Dataset items
◇ ◇ ◇ ◇ ◇ ◇ ◇

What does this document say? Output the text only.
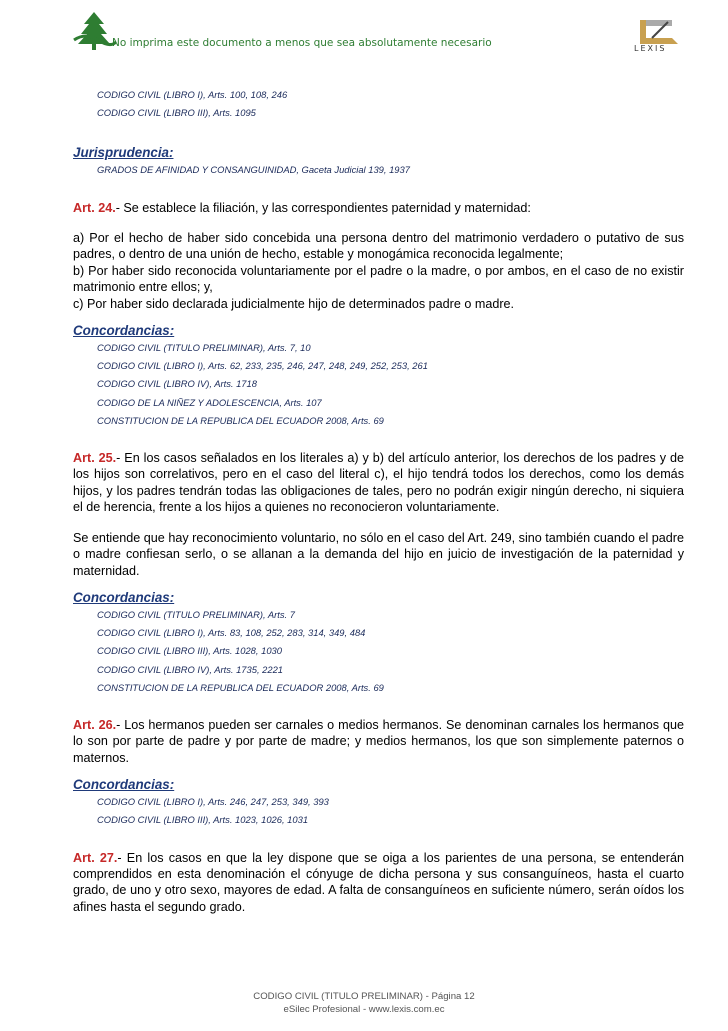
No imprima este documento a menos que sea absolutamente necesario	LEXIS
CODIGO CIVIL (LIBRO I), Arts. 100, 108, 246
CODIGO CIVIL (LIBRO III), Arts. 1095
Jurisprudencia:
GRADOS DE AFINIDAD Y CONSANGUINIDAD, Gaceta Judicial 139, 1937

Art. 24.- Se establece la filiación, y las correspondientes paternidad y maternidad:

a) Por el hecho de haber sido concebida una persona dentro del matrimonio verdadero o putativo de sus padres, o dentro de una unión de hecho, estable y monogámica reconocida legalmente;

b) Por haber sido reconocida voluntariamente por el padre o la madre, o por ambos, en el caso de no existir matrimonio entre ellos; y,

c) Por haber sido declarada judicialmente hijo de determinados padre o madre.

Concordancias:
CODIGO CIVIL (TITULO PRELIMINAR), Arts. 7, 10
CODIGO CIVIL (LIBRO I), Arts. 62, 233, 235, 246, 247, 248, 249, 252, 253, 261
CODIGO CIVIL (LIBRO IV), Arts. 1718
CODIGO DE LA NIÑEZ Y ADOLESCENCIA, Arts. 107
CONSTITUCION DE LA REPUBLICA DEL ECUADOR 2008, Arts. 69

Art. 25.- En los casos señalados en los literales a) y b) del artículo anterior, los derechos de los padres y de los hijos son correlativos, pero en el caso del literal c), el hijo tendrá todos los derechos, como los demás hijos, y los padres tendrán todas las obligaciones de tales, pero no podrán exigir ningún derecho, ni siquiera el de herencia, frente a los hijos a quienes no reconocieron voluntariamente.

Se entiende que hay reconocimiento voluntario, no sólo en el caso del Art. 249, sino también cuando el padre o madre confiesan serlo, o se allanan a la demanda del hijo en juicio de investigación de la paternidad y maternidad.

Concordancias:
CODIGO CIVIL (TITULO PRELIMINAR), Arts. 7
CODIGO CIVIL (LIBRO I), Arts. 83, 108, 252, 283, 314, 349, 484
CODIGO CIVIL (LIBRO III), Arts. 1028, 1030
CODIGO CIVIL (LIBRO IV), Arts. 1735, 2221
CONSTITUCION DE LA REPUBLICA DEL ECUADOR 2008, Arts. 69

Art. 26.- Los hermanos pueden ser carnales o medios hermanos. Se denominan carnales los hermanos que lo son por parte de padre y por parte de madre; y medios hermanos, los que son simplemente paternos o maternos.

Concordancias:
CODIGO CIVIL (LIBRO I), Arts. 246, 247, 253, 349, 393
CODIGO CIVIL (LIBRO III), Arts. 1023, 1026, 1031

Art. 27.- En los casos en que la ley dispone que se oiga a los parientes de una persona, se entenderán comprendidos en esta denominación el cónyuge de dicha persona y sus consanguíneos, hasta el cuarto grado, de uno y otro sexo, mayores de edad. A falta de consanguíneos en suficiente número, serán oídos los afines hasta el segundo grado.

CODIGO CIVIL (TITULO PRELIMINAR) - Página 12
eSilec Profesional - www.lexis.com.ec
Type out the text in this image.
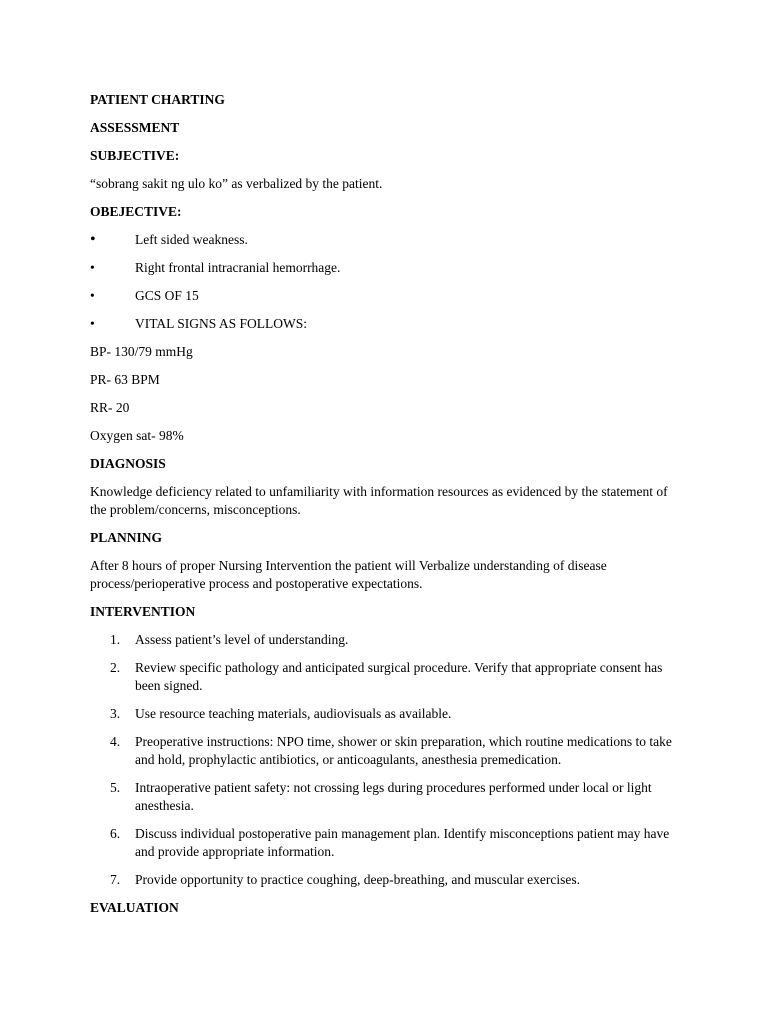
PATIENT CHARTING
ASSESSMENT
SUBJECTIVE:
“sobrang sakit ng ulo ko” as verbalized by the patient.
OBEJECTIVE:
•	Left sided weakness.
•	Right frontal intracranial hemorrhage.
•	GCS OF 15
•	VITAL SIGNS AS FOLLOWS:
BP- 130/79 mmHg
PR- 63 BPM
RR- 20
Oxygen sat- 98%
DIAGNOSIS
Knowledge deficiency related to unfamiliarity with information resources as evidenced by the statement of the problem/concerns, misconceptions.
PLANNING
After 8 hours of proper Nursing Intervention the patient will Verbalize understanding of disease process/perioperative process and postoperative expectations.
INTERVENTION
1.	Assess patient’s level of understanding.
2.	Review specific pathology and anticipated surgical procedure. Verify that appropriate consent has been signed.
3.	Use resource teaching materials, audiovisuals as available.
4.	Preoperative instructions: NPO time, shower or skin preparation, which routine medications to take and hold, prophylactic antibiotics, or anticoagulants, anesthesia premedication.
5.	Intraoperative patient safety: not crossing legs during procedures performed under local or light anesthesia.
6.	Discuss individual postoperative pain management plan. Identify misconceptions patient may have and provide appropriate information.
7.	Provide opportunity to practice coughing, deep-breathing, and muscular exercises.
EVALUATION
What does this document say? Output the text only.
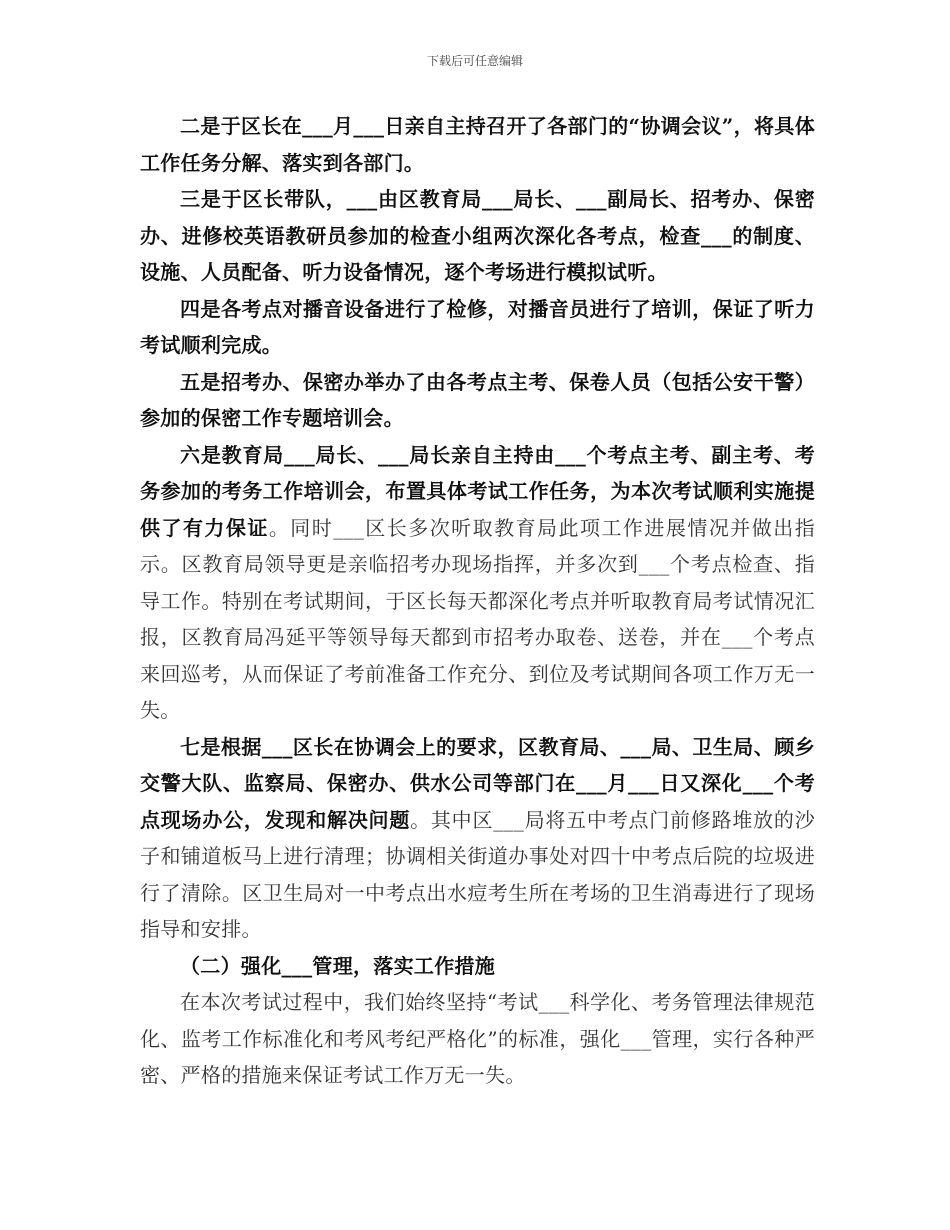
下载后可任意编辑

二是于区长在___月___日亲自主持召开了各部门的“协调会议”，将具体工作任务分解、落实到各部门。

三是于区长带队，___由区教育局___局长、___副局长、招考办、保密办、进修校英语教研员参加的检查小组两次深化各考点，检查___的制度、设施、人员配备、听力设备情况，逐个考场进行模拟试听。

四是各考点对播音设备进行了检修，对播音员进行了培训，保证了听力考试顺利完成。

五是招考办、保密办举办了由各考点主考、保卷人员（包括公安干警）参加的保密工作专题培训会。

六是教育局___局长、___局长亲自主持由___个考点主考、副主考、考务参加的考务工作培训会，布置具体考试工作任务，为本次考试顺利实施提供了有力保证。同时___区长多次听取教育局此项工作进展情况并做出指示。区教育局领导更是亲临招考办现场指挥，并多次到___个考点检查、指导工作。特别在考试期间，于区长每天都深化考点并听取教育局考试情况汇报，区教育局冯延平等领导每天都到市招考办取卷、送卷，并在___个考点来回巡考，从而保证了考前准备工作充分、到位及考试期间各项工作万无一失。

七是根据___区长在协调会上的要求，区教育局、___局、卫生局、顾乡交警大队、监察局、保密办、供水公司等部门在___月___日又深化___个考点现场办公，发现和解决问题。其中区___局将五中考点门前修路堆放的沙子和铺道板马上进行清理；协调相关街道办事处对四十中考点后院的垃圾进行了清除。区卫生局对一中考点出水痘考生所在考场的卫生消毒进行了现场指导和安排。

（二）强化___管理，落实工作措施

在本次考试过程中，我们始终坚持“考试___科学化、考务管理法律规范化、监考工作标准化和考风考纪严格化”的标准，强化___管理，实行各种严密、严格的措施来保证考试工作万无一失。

◇ ◇ ◇ ◇ ◇ ◇ ◇

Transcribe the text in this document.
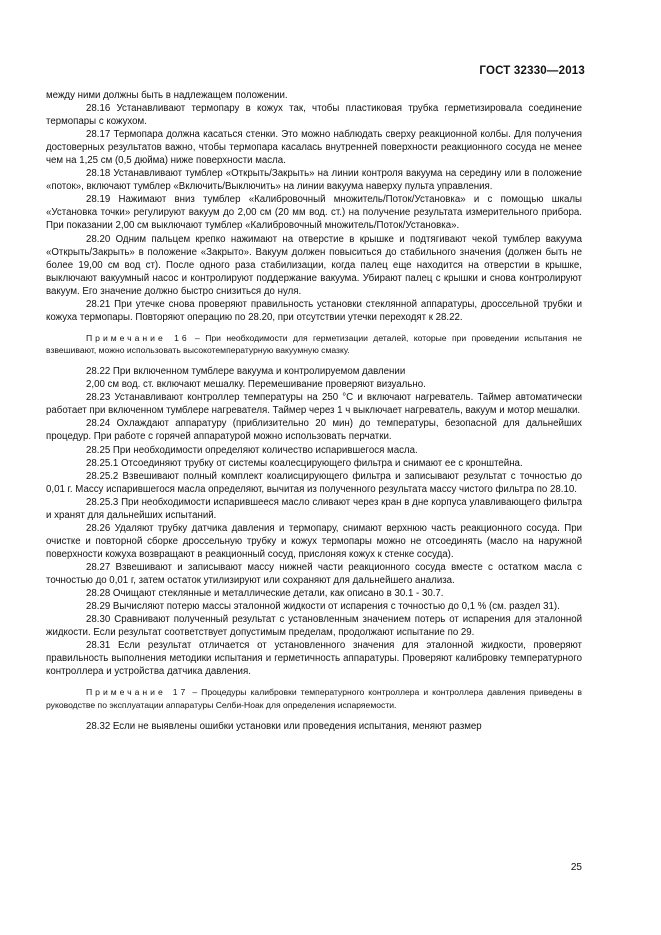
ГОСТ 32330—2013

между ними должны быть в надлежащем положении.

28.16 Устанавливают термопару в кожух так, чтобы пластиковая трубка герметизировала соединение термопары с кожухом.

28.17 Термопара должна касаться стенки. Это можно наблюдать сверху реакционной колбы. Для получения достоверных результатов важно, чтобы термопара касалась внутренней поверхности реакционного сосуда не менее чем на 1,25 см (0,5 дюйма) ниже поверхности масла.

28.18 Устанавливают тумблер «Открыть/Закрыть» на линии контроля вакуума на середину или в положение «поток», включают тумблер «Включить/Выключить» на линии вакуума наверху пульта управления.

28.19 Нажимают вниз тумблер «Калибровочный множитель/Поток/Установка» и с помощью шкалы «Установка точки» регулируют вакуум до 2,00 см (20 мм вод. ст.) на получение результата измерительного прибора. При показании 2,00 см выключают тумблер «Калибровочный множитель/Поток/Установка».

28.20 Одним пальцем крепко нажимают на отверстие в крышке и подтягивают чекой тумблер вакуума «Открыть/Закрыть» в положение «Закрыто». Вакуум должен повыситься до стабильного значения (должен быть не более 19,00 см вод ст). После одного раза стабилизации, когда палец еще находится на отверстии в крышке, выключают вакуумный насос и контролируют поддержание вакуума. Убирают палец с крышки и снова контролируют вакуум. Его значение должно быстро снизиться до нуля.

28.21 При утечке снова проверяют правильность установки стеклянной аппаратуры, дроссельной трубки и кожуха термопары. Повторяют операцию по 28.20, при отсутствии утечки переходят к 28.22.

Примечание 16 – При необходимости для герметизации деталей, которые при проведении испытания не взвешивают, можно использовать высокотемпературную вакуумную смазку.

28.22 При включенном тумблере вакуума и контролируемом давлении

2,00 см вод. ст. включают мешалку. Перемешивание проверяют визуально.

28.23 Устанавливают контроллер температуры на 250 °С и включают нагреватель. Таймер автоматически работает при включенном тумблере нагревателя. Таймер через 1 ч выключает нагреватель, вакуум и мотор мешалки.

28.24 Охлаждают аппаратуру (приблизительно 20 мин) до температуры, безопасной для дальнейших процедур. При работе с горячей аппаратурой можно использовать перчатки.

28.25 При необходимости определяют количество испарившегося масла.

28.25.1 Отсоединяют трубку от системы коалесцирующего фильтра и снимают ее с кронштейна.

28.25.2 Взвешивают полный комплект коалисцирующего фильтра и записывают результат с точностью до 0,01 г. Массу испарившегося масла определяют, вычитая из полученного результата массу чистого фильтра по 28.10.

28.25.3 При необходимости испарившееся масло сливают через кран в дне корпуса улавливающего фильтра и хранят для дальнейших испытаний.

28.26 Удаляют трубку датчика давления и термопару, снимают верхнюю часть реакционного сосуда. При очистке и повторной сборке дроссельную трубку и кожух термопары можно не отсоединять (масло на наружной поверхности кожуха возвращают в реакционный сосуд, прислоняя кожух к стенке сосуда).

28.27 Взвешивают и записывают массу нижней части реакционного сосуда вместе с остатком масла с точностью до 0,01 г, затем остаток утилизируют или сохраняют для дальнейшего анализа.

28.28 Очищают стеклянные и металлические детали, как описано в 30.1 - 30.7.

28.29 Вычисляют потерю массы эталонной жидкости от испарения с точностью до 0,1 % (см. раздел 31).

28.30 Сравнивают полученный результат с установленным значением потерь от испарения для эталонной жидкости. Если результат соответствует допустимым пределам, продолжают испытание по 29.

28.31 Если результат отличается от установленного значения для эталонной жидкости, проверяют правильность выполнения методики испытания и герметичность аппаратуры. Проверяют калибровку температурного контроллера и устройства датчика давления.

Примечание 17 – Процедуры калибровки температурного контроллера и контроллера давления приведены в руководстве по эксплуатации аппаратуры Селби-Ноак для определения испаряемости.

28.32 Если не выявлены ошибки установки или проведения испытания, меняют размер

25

◇ ◇ ◇ ◇ ◇ ◇ ◇

How many lines in the listing above contain "проверяют"? Answer with the number alone.

3